» **Task to carry out**: Omit any picture, and return the remaining data exactly as written.

Dataset items

▽

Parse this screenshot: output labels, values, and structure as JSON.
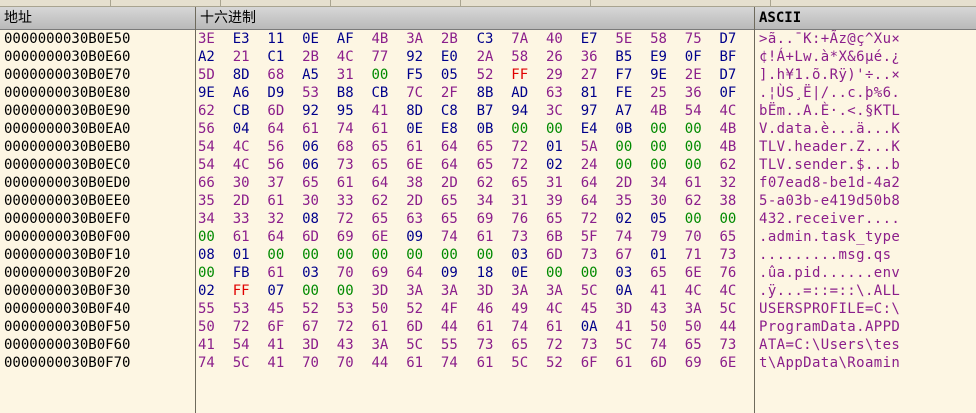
{
  "columns": {
    "address": "地址",
    "hex": "十六进制",
    "ascii": "ASCII"
  },
  "colors": {
    "printable": "#8b1e8b",
    "zero": "#008a00",
    "ff": "#e00000",
    "other": "#00008b"
  },
  "rows": [
    {
      "addr": "0000000030B0E50",
      "bytes": [
        "3E",
        "E3",
        "11",
        "0E",
        "AF",
        "4B",
        "3A",
        "2B",
        "C3",
        "7A",
        "40",
        "E7",
        "5E",
        "58",
        "75",
        "D7"
      ],
      "ascii": ">ã..¯K:+Ãz@ç^Xu×"
    },
    {
      "addr": "0000000030B0E60",
      "bytes": [
        "A2",
        "21",
        "C1",
        "2B",
        "4C",
        "77",
        "92",
        "E0",
        "2A",
        "58",
        "26",
        "36",
        "B5",
        "E9",
        "0F",
        "BF"
      ],
      "ascii": "¢!Á+Lw.à*X&6µé.¿"
    },
    {
      "addr": "0000000030B0E70",
      "bytes": [
        "5D",
        "8D",
        "68",
        "A5",
        "31",
        "00",
        "F5",
        "05",
        "52",
        "FF",
        "29",
        "27",
        "F7",
        "9E",
        "2E",
        "D7"
      ],
      "ascii": "].h¥1.õ.Rÿ)'÷..×"
    },
    {
      "addr": "0000000030B0E80",
      "bytes": [
        "9E",
        "A6",
        "D9",
        "53",
        "B8",
        "CB",
        "7C",
        "2F",
        "8B",
        "AD",
        "63",
        "81",
        "FE",
        "25",
        "36",
        "0F"
      ],
      "ascii": ".¦ÙS¸Ë|/..c.þ%6."
    },
    {
      "addr": "0000000030B0E90",
      "bytes": [
        "62",
        "CB",
        "6D",
        "92",
        "95",
        "41",
        "8D",
        "C8",
        "B7",
        "94",
        "3C",
        "97",
        "A7",
        "4B",
        "54",
        "4C"
      ],
      "ascii": "bËm..A.È·.<.§KTL"
    },
    {
      "addr": "0000000030B0EA0",
      "bytes": [
        "56",
        "04",
        "64",
        "61",
        "74",
        "61",
        "0E",
        "E8",
        "0B",
        "00",
        "00",
        "E4",
        "0B",
        "00",
        "00",
        "4B"
      ],
      "ascii": "V.data.è...ä...K"
    },
    {
      "addr": "0000000030B0EB0",
      "bytes": [
        "54",
        "4C",
        "56",
        "06",
        "68",
        "65",
        "61",
        "64",
        "65",
        "72",
        "01",
        "5A",
        "00",
        "00",
        "00",
        "4B"
      ],
      "ascii": "TLV.header.Z...K"
    },
    {
      "addr": "0000000030B0EC0",
      "bytes": [
        "54",
        "4C",
        "56",
        "06",
        "73",
        "65",
        "6E",
        "64",
        "65",
        "72",
        "02",
        "24",
        "00",
        "00",
        "00",
        "62"
      ],
      "ascii": "TLV.sender.$...b"
    },
    {
      "addr": "0000000030B0ED0",
      "bytes": [
        "66",
        "30",
        "37",
        "65",
        "61",
        "64",
        "38",
        "2D",
        "62",
        "65",
        "31",
        "64",
        "2D",
        "34",
        "61",
        "32"
      ],
      "ascii": "f07ead8-be1d-4a2"
    },
    {
      "addr": "0000000030B0EE0",
      "bytes": [
        "35",
        "2D",
        "61",
        "30",
        "33",
        "62",
        "2D",
        "65",
        "34",
        "31",
        "39",
        "64",
        "35",
        "30",
        "62",
        "38"
      ],
      "ascii": "5-a03b-e419d50b8"
    },
    {
      "addr": "0000000030B0EF0",
      "bytes": [
        "34",
        "33",
        "32",
        "08",
        "72",
        "65",
        "63",
        "65",
        "69",
        "76",
        "65",
        "72",
        "02",
        "05",
        "00",
        "00"
      ],
      "ascii": "432.receiver...."
    },
    {
      "addr": "0000000030B0F00",
      "bytes": [
        "00",
        "61",
        "64",
        "6D",
        "69",
        "6E",
        "09",
        "74",
        "61",
        "73",
        "6B",
        "5F",
        "74",
        "79",
        "70",
        "65"
      ],
      "ascii": ".admin.task_type"
    },
    {
      "addr": "0000000030B0F10",
      "bytes": [
        "08",
        "01",
        "00",
        "00",
        "00",
        "00",
        "00",
        "00",
        "00",
        "03",
        "6D",
        "73",
        "67",
        "01",
        "71",
        "73"
      ],
      "ascii": ".........msg.qs"
    },
    {
      "addr": "0000000030B0F20",
      "bytes": [
        "00",
        "FB",
        "61",
        "03",
        "70",
        "69",
        "64",
        "09",
        "18",
        "0E",
        "00",
        "00",
        "03",
        "65",
        "6E",
        "76"
      ],
      "ascii": ".ûa.pid......env"
    },
    {
      "addr": "0000000030B0F30",
      "bytes": [
        "02",
        "FF",
        "07",
        "00",
        "00",
        "3D",
        "3A",
        "3A",
        "3D",
        "3A",
        "3A",
        "5C",
        "0A",
        "41",
        "4C",
        "4C"
      ],
      "ascii": ".ÿ...=::=::\\.ALL"
    },
    {
      "addr": "0000000030B0F40",
      "bytes": [
        "55",
        "53",
        "45",
        "52",
        "53",
        "50",
        "52",
        "4F",
        "46",
        "49",
        "4C",
        "45",
        "3D",
        "43",
        "3A",
        "5C"
      ],
      "ascii": "USERSPROFILE=C:\\"
    },
    {
      "addr": "0000000030B0F50",
      "bytes": [
        "50",
        "72",
        "6F",
        "67",
        "72",
        "61",
        "6D",
        "44",
        "61",
        "74",
        "61",
        "0A",
        "41",
        "50",
        "50",
        "44"
      ],
      "ascii": "ProgramData.APPD"
    },
    {
      "addr": "0000000030B0F60",
      "bytes": [
        "41",
        "54",
        "41",
        "3D",
        "43",
        "3A",
        "5C",
        "55",
        "73",
        "65",
        "72",
        "73",
        "5C",
        "74",
        "65",
        "73"
      ],
      "ascii": "ATA=C:\\Users\\tes"
    },
    {
      "addr": "0000000030B0F70",
      "bytes": [
        "74",
        "5C",
        "41",
        "70",
        "70",
        "44",
        "61",
        "74",
        "61",
        "5C",
        "52",
        "6F",
        "61",
        "6D",
        "69",
        "6E"
      ],
      "ascii": "t\\AppData\\Roamin"
    }
  ]
}
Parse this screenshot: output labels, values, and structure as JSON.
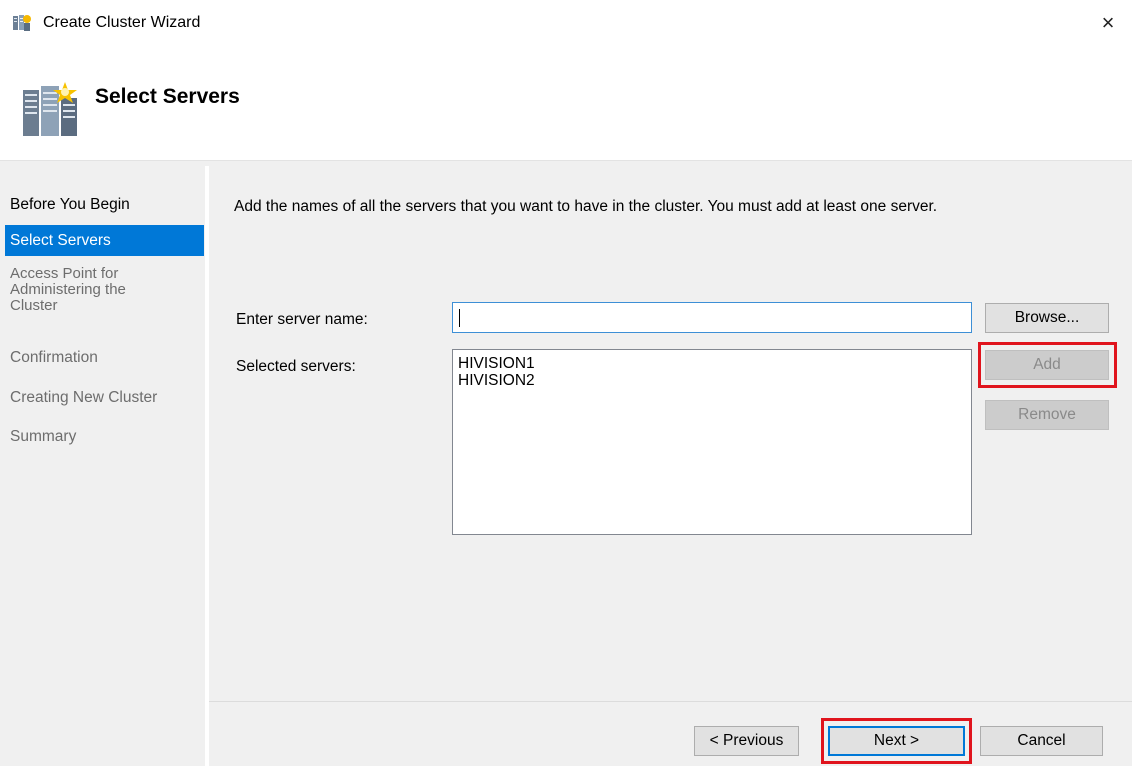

△

» **Solution for this exercise**:
Parse this screenshot: output labels, values, and structure as JSON.
{
  "columns": {
    "address": "地址",
    "hex": "十六进制",
    "ascii": "ASCII"
  },
  "colors": {
    "printable": "#8b1e8b",
    "zero": "#008a00",
    "ff": "#e00000",
    "other": "#00008b"
  },
  "rows": [
    {
      "addr": "0000000030B0E50",
      "bytes": [
        "3E",
        "E3",
        "11",
        "0E",
        "AF",
        "4B",
        "3A",
        "2B",
        "C3",
        "7A",
        "40",
        "E7",
        "5E",
        "58",
        "75",
        "D7"
      ],
      "ascii": ">ã..¯K:+Ãz@ç^Xu×"
    },
    {
      "addr": "0000000030B0E60",
      "bytes": [
        "A2",
        "21",
        "C1",
        "2B",
        "4C",
        "77",
        "92",
        "E0",
        "2A",
        "58",
        "26",
        "36",
        "B5",
        "E9",
        "0F",
        "BF"
      ],
      "ascii": "¢!Á+Lw.à*X&6µé.¿"
    },
    {
      "addr": "0000000030B0E70",
      "bytes": [
        "5D",
        "8D",
        "68",
        "A5",
        "31",
        "00",
        "F5",
        "05",
        "52",
        "FF",
        "29",
        "27",
        "F7",
        "9E",
        "2E",
        "D7"
      ],
      "ascii": "].h¥1.õ.Rÿ)'÷..×"
    },
    {
      "addr": "0000000030B0E80",
      "bytes": [
        "9E",
        "A6",
        "D9",
        "53",
        "B8",
        "CB",
        "7C",
        "2F",
        "8B",
        "AD",
        "63",
        "81",
        "FE",
        "25",
        "36",
        "0F"
      ],
      "ascii": ".¦ÙS¸Ë|/..c.þ%6."
    },
    {
      "addr": "0000000030B0E90",
      "bytes": [
        "62",
        "CB",
        "6D",
        "92",
        "95",
        "41",
        "8D",
        "C8",
        "B7",
        "94",
        "3C",
        "97",
        "A7",
        "4B",
        "54",
        "4C"
      ],
      "ascii": "bËm..A.È·.<.§KTL"
    },
    {
      "addr": "0000000030B0EA0",
      "bytes": [
        "56",
        "04",
        "64",
        "61",
        "74",
        "61",
        "0E",
        "E8",
        "0B",
        "00",
        "00",
        "E4",
        "0B",
        "00",
        "00",
        "4B"
      ],
      "ascii": "V.data.è...ä...K"
    },
    {
      "addr": "0000000030B0EB0",
      "bytes": [
        "54",
        "4C",
        "56",
        "06",
        "68",
        "65",
        "61",
        "64",
        "65",
        "72",
        "01",
        "5A",
        "00",
        "00",
        "00",
        "4B"
      ],
      "ascii": "TLV.header.Z...K"
    },
    {
      "addr": "0000000030B0EC0",
      "bytes": [
        "54",
        "4C",
        "56",
        "06",
        "73",
        "65",
        "6E",
        "64",
        "65",
        "72",
        "02",
        "24",
        "00",
        "00",
        "00",
        "62"
      ],
      "ascii": "TLV.sender.$...b"
    },
    {
      "addr": "0000000030B0ED0",
      "bytes": [
        "66",
        "30",
        "37",
        "65",
        "61",
        "64",
        "38",
        "2D",
        "62",
        "65",
        "31",
        "64",
        "2D",
        "34",
        "61",
        "32"
      ],
      "ascii": "f07ead8-be1d-4a2"
    },
    {
      "addr": "0000000030B0EE0",
      "bytes": [
        "35",
        "2D",
        "61",
        "30",
        "33",
        "62",
        "2D",
        "65",
        "34",
        "31",
        "39",
        "64",
        "35",
        "30",
        "62",
        "38"
      ],
      "ascii": "5-a03b-e419d50b8"
    },
    {
      "addr": "0000000030B0EF0",
      "bytes": [
        "34",
        "33",
        "32",
        "08",
        "72",
        "65",
        "63",
        "65",
        "69",
        "76",
        "65",
        "72",
        "02",
        "05",
        "00",
        "00"
      ],
      "ascii": "432.receiver...."
    },
    {
      "addr": "0000000030B0F00",
      "bytes": [
        "00",
        "61",
        "64",
        "6D",
        "69",
        "6E",
        "09",
        "74",
        "61",
        "73",
        "6B",
        "5F",
        "74",
        "79",
        "70",
        "65"
      ],
      "ascii": ".admin.task_type"
    },
    {
      "addr": "0000000030B0F10",
      "bytes": [
        "08",
        "01",
        "00",
        "00",
        "00",
        "00",
        "00",
        "00",
        "00",
        "03",
        "6D",
        "73",
        "67",
        "01",
        "71",
        "73"
      ],
      "ascii": ".........msg.qs"
    },
    {
      "addr": "0000000030B0F20",
      "bytes": [
        "00",
        "FB",
        "61",
        "03",
        "70",
        "69",
        "64",
        "09",
        "18",
        "0E",
        "00",
        "00",
        "03",
        "65",
        "6E",
        "76"
      ],
      "ascii": ".ûa.pid......env"
    },
    {
      "addr": "0000000030B0F30",
      "bytes": [
        "02",
        "FF",
        "07",
        "00",
        "00",
        "3D",
        "3A",
        "3A",
        "3D",
        "3A",
        "3A",
        "5C",
        "0A",
        "41",
        "4C",
        "4C"
      ],
      "ascii": ".ÿ...=::=::\\.ALL"
    },
    {
      "addr": "0000000030B0F40",
      "bytes": [
        "55",
        "53",
        "45",
        "52",
        "53",
        "50",
        "52",
        "4F",
        "46",
        "49",
        "4C",
        "45",
        "3D",
        "43",
        "3A",
        "5C"
      ],
      "ascii": "USERSPROFILE=C:\\"
    },
    {
      "addr": "0000000030B0F50",
      "bytes": [
        "50",
        "72",
        "6F",
        "67",
        "72",
        "61",
        "6D",
        "44",
        "61",
        "74",
        "61",
        "0A",
        "41",
        "50",
        "50",
        "44"
      ],
      "ascii": "ProgramData.APPD"
    },
    {
      "addr": "0000000030B0F60",
      "bytes": [
        "41",
        "54",
        "41",
        "3D",
        "43",
        "3A",
        "5C",
        "55",
        "73",
        "65",
        "72",
        "73",
        "5C",
        "74",
        "65",
        "73"
      ],
      "ascii": "ATA=C:\\Users\\tes"
    },
    {
      "addr": "0000000030B0F70",
      "bytes": [
        "74",
        "5C",
        "41",
        "70",
        "70",
        "44",
        "61",
        "74",
        "61",
        "5C",
        "52",
        "6F",
        "61",
        "6D",
        "69",
        "6E"
      ],
      "ascii": "t\\AppData\\Roamin"
    }
  ]
}
Parse this screenshot: output labels, values, and structure as JSON.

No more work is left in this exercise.